>>>

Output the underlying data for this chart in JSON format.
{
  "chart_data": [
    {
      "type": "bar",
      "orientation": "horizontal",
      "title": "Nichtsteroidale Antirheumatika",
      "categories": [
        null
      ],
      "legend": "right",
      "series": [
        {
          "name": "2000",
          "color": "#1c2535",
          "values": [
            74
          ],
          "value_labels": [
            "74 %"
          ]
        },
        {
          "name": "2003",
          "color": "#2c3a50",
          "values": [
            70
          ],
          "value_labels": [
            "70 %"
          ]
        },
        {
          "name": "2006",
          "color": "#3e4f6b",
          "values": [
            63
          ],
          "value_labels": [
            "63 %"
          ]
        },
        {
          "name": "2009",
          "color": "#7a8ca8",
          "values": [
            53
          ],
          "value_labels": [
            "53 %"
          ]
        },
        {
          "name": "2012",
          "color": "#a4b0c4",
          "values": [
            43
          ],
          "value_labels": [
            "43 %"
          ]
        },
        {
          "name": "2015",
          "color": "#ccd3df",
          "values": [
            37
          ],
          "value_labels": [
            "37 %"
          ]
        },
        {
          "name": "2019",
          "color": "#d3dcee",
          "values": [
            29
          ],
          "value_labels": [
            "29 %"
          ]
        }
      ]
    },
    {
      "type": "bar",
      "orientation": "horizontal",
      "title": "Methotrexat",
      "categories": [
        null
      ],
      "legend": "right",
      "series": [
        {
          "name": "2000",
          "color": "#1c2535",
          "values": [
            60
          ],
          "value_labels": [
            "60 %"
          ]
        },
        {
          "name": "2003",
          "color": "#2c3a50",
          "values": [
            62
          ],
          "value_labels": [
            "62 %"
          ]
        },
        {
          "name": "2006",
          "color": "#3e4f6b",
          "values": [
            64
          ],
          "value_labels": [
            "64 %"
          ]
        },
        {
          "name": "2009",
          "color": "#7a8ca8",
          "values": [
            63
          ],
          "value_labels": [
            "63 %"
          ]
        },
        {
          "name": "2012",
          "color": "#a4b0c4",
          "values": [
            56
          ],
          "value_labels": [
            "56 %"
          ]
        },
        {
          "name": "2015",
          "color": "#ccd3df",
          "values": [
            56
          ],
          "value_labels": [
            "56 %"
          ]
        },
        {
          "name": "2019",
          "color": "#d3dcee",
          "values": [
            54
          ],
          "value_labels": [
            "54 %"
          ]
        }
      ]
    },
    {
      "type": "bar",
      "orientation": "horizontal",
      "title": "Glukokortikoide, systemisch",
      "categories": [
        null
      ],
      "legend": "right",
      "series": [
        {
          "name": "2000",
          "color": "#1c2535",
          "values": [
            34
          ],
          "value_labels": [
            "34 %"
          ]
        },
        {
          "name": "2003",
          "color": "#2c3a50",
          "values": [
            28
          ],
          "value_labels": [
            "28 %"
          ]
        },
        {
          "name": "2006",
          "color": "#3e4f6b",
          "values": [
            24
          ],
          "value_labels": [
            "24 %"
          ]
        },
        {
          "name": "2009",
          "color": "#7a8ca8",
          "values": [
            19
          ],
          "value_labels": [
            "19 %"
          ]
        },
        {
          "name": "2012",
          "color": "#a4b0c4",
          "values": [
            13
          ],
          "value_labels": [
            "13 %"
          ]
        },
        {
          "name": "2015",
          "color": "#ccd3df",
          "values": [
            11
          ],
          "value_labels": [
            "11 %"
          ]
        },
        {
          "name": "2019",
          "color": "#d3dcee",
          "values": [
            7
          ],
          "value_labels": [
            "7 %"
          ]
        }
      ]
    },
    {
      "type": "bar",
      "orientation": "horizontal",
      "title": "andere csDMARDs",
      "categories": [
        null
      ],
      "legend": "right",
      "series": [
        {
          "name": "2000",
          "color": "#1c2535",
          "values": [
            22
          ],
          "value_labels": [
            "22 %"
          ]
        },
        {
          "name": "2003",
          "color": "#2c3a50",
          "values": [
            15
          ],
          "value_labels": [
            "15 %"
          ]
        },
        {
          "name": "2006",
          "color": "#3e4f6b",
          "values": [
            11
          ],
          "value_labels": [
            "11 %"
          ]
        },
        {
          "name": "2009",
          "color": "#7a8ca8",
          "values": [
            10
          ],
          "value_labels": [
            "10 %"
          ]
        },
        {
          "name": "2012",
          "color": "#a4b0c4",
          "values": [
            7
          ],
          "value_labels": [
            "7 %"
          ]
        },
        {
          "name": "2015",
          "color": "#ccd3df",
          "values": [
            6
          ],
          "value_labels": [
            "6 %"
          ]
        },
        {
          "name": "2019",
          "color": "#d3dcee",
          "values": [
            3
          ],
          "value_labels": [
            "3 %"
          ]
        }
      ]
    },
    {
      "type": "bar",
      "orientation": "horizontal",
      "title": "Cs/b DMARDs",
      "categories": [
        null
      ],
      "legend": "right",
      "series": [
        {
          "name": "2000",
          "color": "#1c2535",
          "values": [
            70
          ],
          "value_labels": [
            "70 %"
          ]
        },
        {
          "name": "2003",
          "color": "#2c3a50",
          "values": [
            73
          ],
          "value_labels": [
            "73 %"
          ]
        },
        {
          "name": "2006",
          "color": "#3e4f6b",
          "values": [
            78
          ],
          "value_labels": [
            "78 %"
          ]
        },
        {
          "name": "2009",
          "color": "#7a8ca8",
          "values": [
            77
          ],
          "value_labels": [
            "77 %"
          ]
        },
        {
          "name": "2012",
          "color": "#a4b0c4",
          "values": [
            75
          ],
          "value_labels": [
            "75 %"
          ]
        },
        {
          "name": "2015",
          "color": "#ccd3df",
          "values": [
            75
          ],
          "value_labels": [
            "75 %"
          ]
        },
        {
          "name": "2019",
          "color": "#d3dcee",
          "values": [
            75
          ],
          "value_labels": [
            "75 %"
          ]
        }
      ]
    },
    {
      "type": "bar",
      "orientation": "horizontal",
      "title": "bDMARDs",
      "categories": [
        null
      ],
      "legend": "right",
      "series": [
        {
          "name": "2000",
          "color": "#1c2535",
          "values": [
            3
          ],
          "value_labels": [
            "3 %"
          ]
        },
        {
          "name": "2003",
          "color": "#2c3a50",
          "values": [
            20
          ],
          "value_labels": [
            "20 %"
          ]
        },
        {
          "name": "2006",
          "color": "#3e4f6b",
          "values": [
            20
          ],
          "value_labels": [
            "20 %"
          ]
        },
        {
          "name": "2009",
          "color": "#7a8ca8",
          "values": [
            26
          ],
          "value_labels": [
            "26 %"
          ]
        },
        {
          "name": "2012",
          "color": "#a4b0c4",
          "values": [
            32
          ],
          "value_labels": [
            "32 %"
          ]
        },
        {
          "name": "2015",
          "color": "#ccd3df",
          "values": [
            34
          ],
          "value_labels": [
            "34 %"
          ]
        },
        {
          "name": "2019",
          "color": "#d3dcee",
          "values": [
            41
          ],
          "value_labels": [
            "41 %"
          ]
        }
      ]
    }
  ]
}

<<<

• WHAT THE EXERCISE ASKS
Reproduce the material above exactly; please quote every line of it.

• THE ANSWER
Output the underlying data for this chart in JSON format.
{
  "chart_data": [
    {
      "type": "bar",
      "orientation": "horizontal",
      "title": "Nichtsteroidale Antirheumatika",
      "categories": [
        null
      ],
      "legend": "right",
      "series": [
        {
          "name": "2000",
          "color": "#1c2535",
          "values": [
            74
          ],
          "value_labels": [
            "74 %"
          ]
        },
        {
          "name": "2003",
          "color": "#2c3a50",
          "values": [
            70
          ],
          "value_labels": [
            "70 %"
          ]
        },
        {
          "name": "2006",
          "color": "#3e4f6b",
          "values": [
            63
          ],
          "value_labels": [
            "63 %"
          ]
        },
        {
          "name": "2009",
          "color": "#7a8ca8",
          "values": [
            53
          ],
          "value_labels": [
            "53 %"
          ]
        },
        {
          "name": "2012",
          "color": "#a4b0c4",
          "values": [
            43
          ],
          "value_labels": [
            "43 %"
          ]
        },
        {
          "name": "2015",
          "color": "#ccd3df",
          "values": [
            37
          ],
          "value_labels": [
            "37 %"
          ]
        },
        {
          "name": "2019",
          "color": "#d3dcee",
          "values": [
            29
          ],
          "value_labels": [
            "29 %"
          ]
        }
      ]
    },
    {
      "type": "bar",
      "orientation": "horizontal",
      "title": "Methotrexat",
      "categories": [
        null
      ],
      "legend": "right",
      "series": [
        {
          "name": "2000",
          "color": "#1c2535",
          "values": [
            60
          ],
          "value_labels": [
            "60 %"
          ]
        },
        {
          "name": "2003",
          "color": "#2c3a50",
          "values": [
            62
          ],
          "value_labels": [
            "62 %"
          ]
        },
        {
          "name": "2006",
          "color": "#3e4f6b",
          "values": [
            64
          ],
          "value_labels": [
            "64 %"
          ]
        },
        {
          "name": "2009",
          "color": "#7a8ca8",
          "values": [
            63
          ],
          "value_labels": [
            "63 %"
          ]
        },
        {
          "name": "2012",
          "color": "#a4b0c4",
          "values": [
            56
          ],
          "value_labels": [
            "56 %"
          ]
        },
        {
          "name": "2015",
          "color": "#ccd3df",
          "values": [
            56
          ],
          "value_labels": [
            "56 %"
          ]
        },
        {
          "name": "2019",
          "color": "#d3dcee",
          "values": [
            54
          ],
          "value_labels": [
            "54 %"
          ]
        }
      ]
    },
    {
      "type": "bar",
      "orientation": "horizontal",
      "title": "Glukokortikoide, systemisch",
      "categories": [
        null
      ],
      "legend": "right",
      "series": [
        {
          "name": "2000",
          "color": "#1c2535",
          "values": [
            34
          ],
          "value_labels": [
            "34 %"
          ]
        },
        {
          "name": "2003",
          "color": "#2c3a50",
          "values": [
            28
          ],
          "value_labels": [
            "28 %"
          ]
        },
        {
          "name": "2006",
          "color": "#3e4f6b",
          "values": [
            24
          ],
          "value_labels": [
            "24 %"
          ]
        },
        {
          "name": "2009",
          "color": "#7a8ca8",
          "values": [
            19
          ],
          "value_labels": [
            "19 %"
          ]
        },
        {
          "name": "2012",
          "color": "#a4b0c4",
          "values": [
            13
          ],
          "value_labels": [
            "13 %"
          ]
        },
        {
          "name": "2015",
          "color": "#ccd3df",
          "values": [
            11
          ],
          "value_labels": [
            "11 %"
          ]
        },
        {
          "name": "2019",
          "color": "#d3dcee",
          "values": [
            7
          ],
          "value_labels": [
            "7 %"
          ]
        }
      ]
    },
    {
      "type": "bar",
      "orientation": "horizontal",
      "title": "andere csDMARDs",
      "categories": [
        null
      ],
      "legend": "right",
      "series": [
        {
          "name": "2000",
          "color": "#1c2535",
          "values": [
            22
          ],
          "value_labels": [
            "22 %"
          ]
        },
        {
          "name": "2003",
          "color": "#2c3a50",
          "values": [
            15
          ],
          "value_labels": [
            "15 %"
          ]
        },
        {
          "name": "2006",
          "color": "#3e4f6b",
          "values": [
            11
          ],
          "value_labels": [
            "11 %"
          ]
        },
        {
          "name": "2009",
          "color": "#7a8ca8",
          "values": [
            10
          ],
          "value_labels": [
            "10 %"
          ]
        },
        {
          "name": "2012",
          "color": "#a4b0c4",
          "values": [
            7
          ],
          "value_labels": [
            "7 %"
          ]
        },
        {
          "name": "2015",
          "color": "#ccd3df",
          "values": [
            6
          ],
          "value_labels": [
            "6 %"
          ]
        },
        {
          "name": "2019",
          "color": "#d3dcee",
          "values": [
            3
          ],
          "value_labels": [
            "3 %"
          ]
        }
      ]
    },
    {
      "type": "bar",
      "orientation": "horizontal",
      "title": "Cs/b DMARDs",
      "categories": [
        null
      ],
      "legend": "right",
      "series": [
        {
          "name": "2000",
          "color": "#1c2535",
          "values": [
            70
          ],
          "value_labels": [
            "70 %"
          ]
        },
        {
          "name": "2003",
          "color": "#2c3a50",
          "values": [
            73
          ],
          "value_labels": [
            "73 %"
          ]
        },
        {
          "name": "2006",
          "color": "#3e4f6b",
          "values": [
            78
          ],
          "value_labels": [
            "78 %"
          ]
        },
        {
          "name": "2009",
          "color": "#7a8ca8",
          "values": [
            77
          ],
          "value_labels": [
            "77 %"
          ]
        },
        {
          "name": "2012",
          "color": "#a4b0c4",
          "values": [
            75
          ],
          "value_labels": [
            "75 %"
          ]
        },
        {
          "name": "2015",
          "color": "#ccd3df",
          "values": [
            75
          ],
          "value_labels": [
            "75 %"
          ]
        },
        {
          "name": "2019",
          "color": "#d3dcee",
          "values": [
            75
          ],
          "value_labels": [
            "75 %"
          ]
        }
      ]
    },
    {
      "type": "bar",
      "orientation": "horizontal",
      "title": "bDMARDs",
      "categories": [
        null
      ],
      "legend": "right",
      "series": [
        {
          "name": "2000",
          "color": "#1c2535",
          "values": [
            3
          ],
          "value_labels": [
            "3 %"
          ]
        },
        {
          "name": "2003",
          "color": "#2c3a50",
          "values": [
            20
          ],
          "value_labels": [
            "20 %"
          ]
        },
        {
          "name": "2006",
          "color": "#3e4f6b",
          "values": [
            20
          ],
          "value_labels": [
            "20 %"
          ]
        },
        {
          "name": "2009",
          "color": "#7a8ca8",
          "values": [
            26
          ],
          "value_labels": [
            "26 %"
          ]
        },
        {
          "name": "2012",
          "color": "#a4b0c4",
          "values": [
            32
          ],
          "value_labels": [
            "32 %"
          ]
        },
        {
          "name": "2015",
          "color": "#ccd3df",
          "values": [
            34
          ],
          "value_labels": [
            "34 %"
          ]
        },
        {
          "name": "2019",
          "color": "#d3dcee",
          "values": [
            41
          ],
          "value_labels": [
            "41 %"
          ]
        }
      ]
    }
  ]
}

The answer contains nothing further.